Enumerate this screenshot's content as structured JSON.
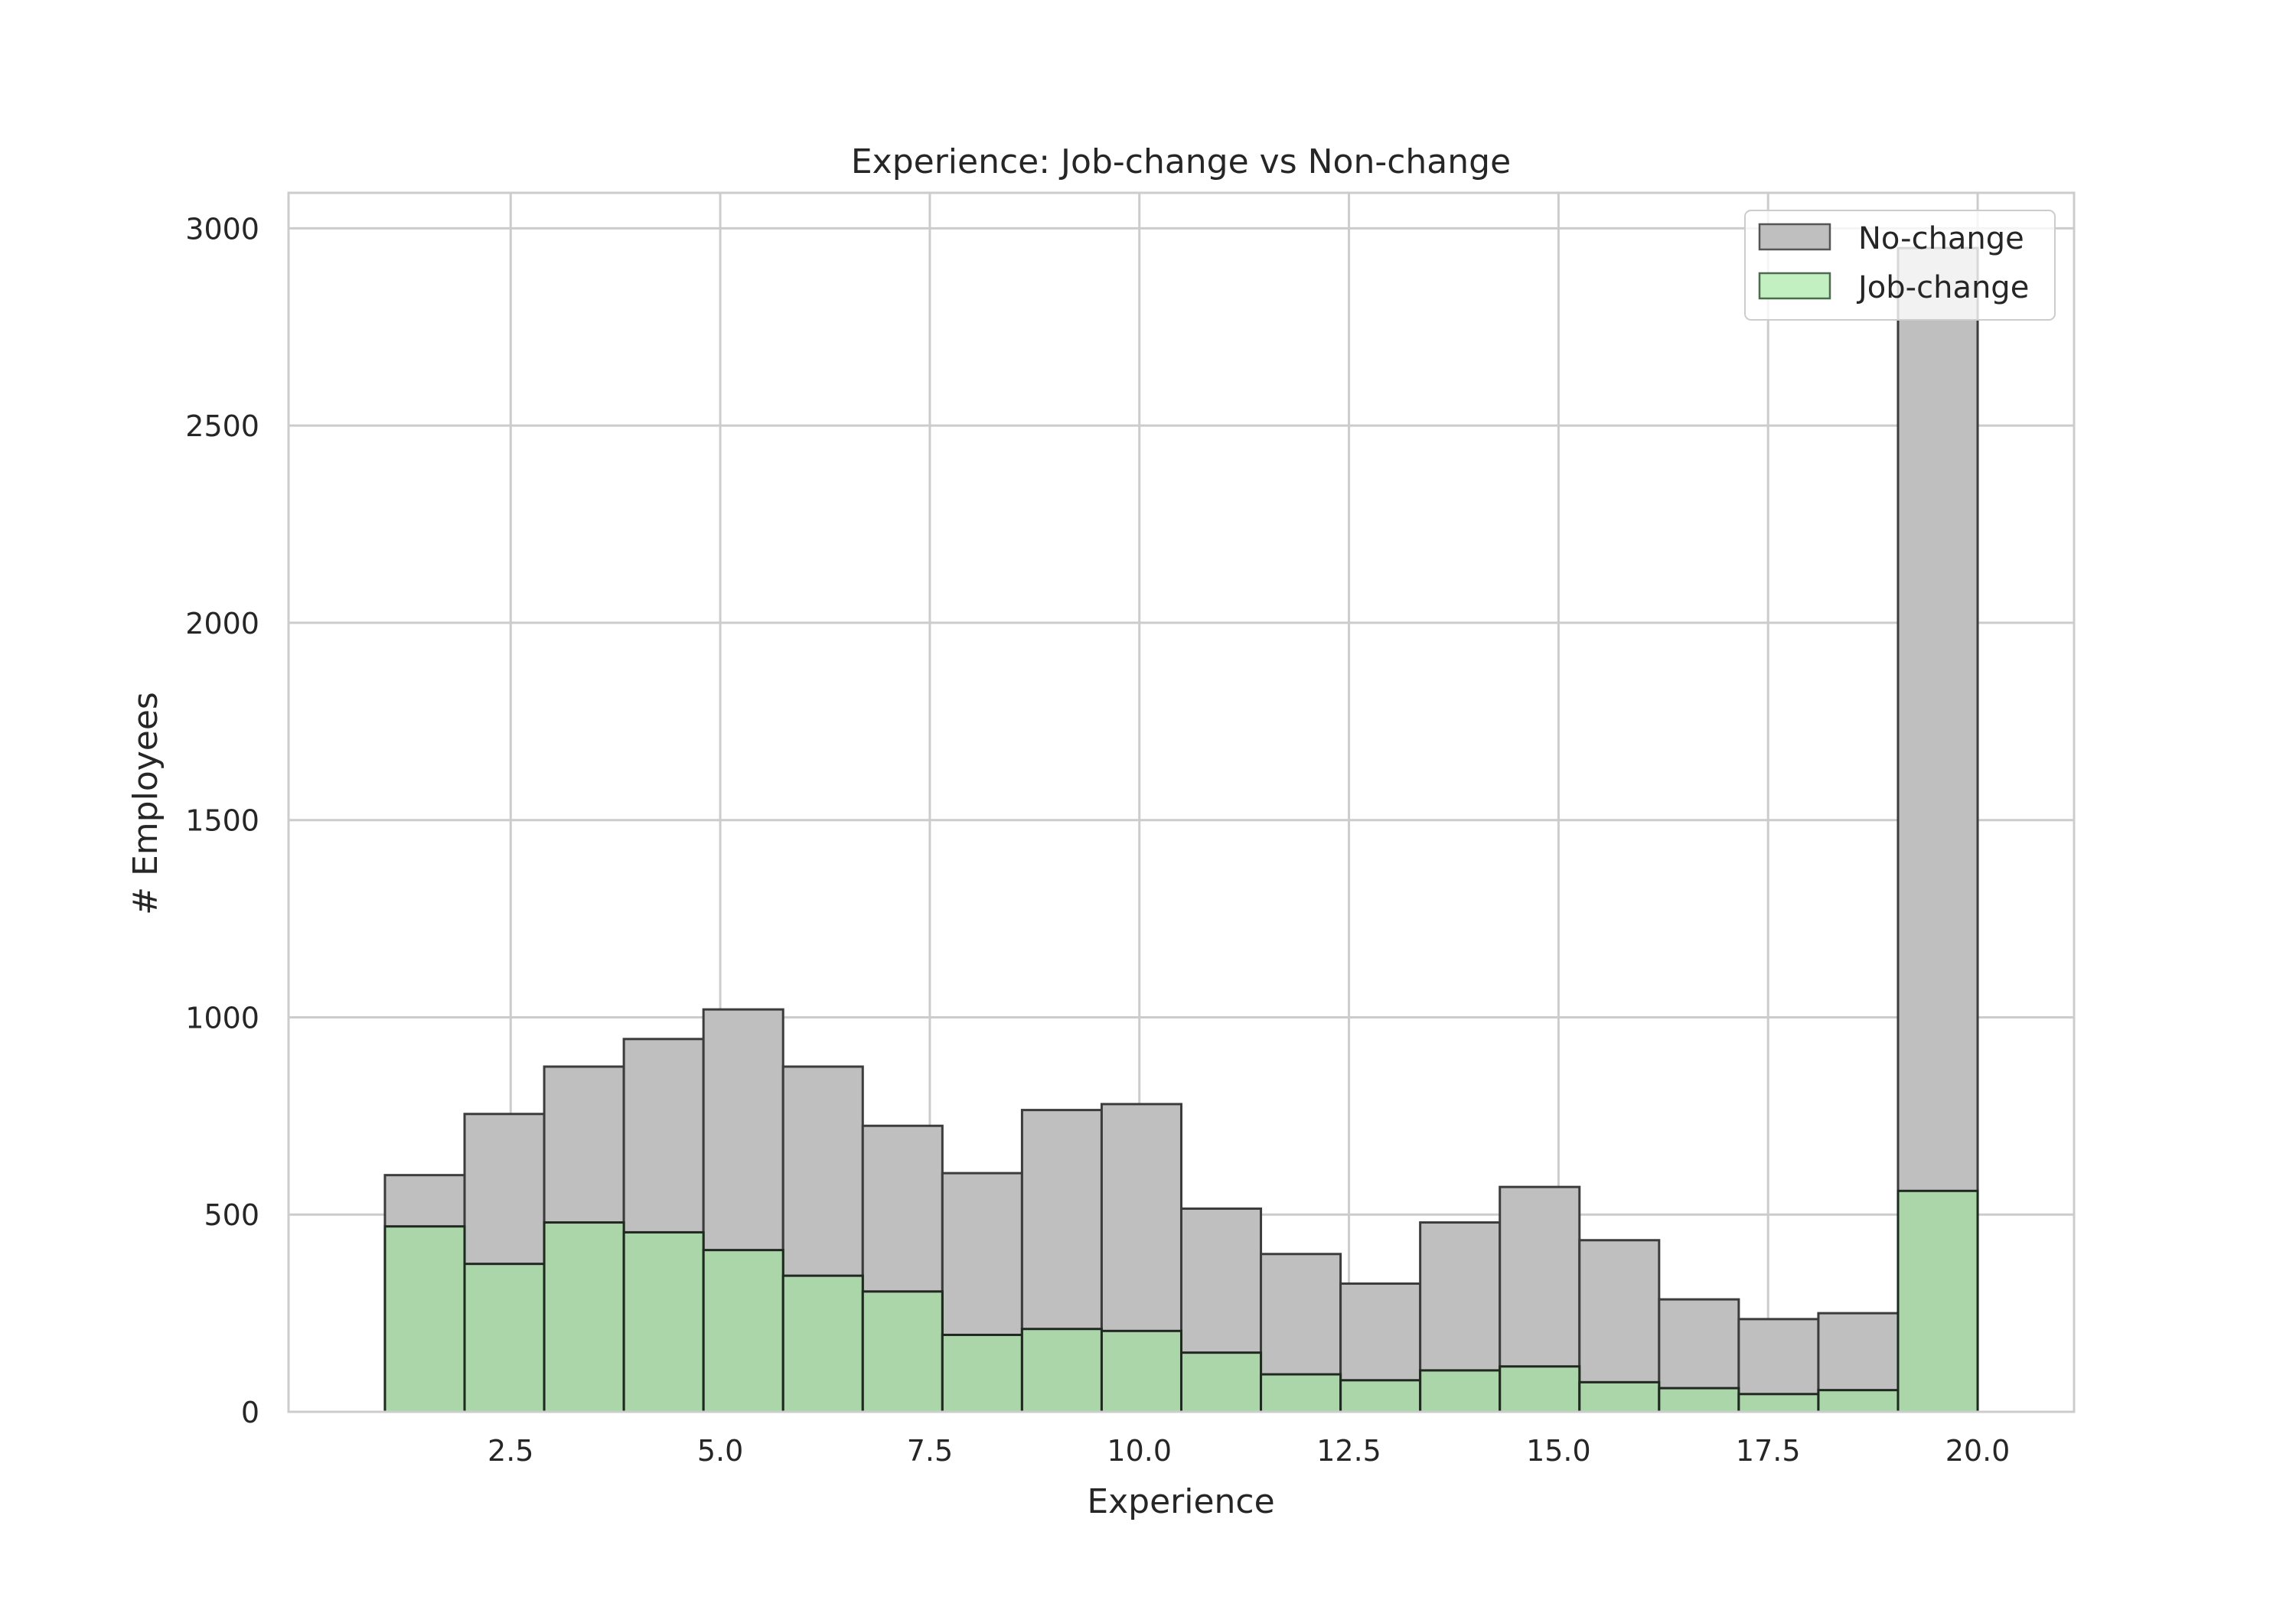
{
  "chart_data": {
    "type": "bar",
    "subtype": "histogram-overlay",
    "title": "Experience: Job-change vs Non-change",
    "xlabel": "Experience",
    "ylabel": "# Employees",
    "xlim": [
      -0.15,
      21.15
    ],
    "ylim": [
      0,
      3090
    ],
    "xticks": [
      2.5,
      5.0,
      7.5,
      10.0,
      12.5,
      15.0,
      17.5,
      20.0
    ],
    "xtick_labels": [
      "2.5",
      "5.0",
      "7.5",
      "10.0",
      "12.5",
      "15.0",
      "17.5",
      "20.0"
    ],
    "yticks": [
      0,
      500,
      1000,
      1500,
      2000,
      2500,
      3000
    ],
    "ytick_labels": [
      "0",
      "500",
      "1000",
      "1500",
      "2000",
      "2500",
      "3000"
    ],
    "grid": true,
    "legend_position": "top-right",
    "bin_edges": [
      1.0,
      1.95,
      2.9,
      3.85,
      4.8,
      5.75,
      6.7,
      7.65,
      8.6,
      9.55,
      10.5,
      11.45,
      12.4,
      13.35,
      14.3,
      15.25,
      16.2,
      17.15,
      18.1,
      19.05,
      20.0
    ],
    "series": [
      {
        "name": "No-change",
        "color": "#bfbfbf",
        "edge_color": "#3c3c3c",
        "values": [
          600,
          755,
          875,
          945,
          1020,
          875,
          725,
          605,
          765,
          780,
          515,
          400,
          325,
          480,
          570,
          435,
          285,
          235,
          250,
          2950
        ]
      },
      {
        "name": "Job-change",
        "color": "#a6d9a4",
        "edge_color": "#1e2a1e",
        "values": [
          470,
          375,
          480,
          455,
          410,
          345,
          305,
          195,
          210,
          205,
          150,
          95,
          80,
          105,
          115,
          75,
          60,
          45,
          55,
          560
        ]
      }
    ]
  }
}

...

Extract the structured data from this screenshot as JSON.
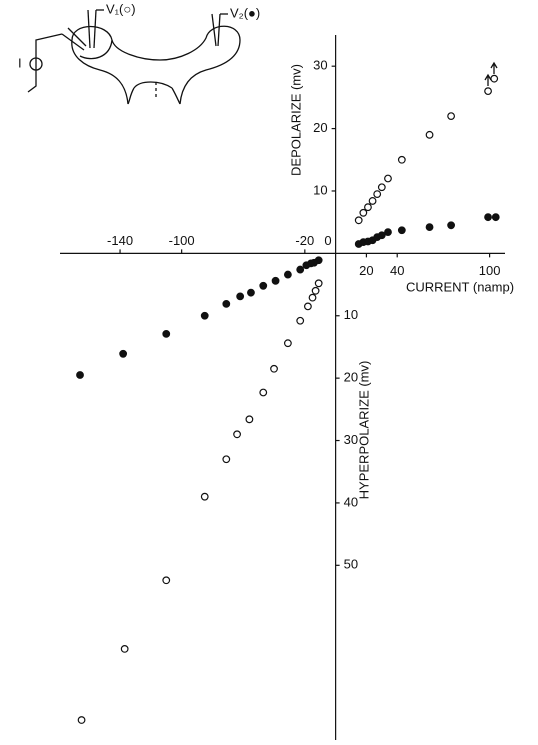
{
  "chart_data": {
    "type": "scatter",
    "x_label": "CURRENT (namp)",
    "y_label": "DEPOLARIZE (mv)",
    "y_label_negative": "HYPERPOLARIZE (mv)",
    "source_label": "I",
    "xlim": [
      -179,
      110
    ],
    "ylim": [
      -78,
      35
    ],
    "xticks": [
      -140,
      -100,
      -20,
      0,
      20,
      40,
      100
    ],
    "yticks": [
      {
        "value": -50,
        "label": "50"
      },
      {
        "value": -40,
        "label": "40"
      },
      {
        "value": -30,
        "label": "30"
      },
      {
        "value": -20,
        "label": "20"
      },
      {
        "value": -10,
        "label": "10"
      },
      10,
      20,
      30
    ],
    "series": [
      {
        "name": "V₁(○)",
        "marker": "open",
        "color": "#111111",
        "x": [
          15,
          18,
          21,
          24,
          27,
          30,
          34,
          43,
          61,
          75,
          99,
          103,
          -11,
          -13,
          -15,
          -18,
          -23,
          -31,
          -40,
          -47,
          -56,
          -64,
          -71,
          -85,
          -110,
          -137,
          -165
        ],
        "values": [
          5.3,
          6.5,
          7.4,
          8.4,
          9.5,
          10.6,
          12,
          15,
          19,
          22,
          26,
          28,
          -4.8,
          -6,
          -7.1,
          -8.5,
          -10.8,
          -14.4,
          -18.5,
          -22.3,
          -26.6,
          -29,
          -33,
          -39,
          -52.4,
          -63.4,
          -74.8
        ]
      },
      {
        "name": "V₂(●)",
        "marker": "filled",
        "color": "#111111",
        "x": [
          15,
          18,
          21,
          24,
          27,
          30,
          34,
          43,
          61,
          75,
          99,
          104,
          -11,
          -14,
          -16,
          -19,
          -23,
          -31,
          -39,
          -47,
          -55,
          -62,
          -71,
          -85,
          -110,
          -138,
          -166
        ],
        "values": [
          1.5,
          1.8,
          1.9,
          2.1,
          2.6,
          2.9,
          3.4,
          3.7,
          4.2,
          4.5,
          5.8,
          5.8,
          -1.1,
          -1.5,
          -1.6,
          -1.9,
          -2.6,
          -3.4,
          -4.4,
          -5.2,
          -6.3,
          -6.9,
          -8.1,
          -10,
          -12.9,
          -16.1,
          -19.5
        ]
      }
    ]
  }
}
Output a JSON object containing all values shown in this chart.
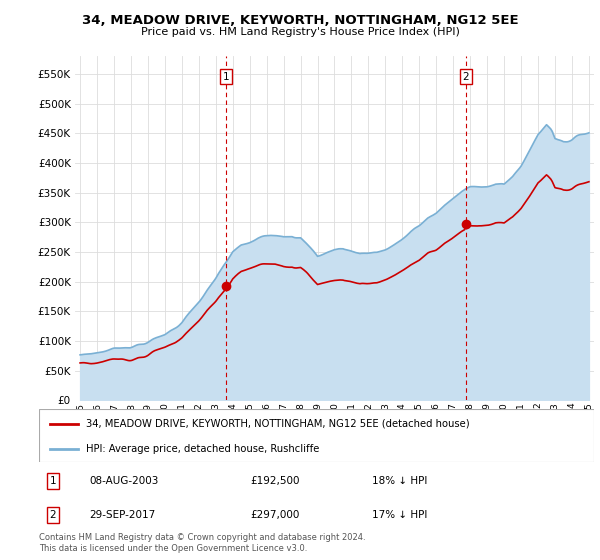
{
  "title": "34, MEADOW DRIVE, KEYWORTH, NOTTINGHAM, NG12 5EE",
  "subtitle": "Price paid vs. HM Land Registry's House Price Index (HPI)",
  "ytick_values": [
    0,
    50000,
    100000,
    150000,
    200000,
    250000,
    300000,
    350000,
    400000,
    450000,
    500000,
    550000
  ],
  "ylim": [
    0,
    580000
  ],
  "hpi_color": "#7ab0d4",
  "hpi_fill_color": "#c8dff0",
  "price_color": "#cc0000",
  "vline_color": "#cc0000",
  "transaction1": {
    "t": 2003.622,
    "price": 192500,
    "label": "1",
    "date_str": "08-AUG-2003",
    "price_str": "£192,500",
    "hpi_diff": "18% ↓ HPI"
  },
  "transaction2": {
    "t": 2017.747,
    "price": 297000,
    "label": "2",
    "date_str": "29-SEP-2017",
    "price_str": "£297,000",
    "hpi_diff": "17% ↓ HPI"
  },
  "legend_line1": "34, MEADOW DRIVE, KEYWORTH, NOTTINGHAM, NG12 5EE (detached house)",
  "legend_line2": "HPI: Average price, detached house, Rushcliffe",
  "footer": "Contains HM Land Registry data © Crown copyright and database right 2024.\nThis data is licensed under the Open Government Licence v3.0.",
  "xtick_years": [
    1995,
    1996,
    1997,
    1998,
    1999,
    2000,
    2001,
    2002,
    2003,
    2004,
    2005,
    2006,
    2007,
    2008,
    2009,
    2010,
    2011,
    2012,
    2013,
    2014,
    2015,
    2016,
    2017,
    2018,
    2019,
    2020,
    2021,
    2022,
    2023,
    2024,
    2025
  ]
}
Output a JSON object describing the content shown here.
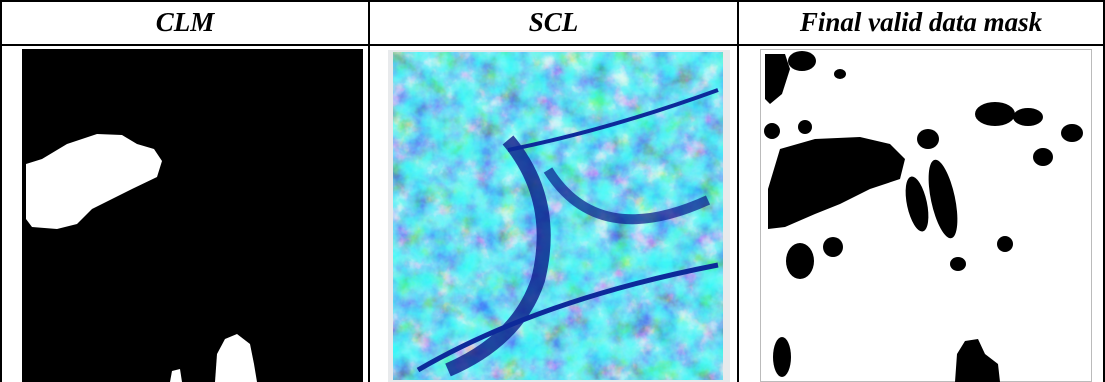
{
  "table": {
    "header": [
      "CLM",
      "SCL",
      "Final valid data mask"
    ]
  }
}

◆ **What is needed**
Using the records above, find and show each line with the string "Output".

◆ **Answer to the exercise**
Output a JSON object containing all values shown in this chart.
Output a JSON object describing the content shown here.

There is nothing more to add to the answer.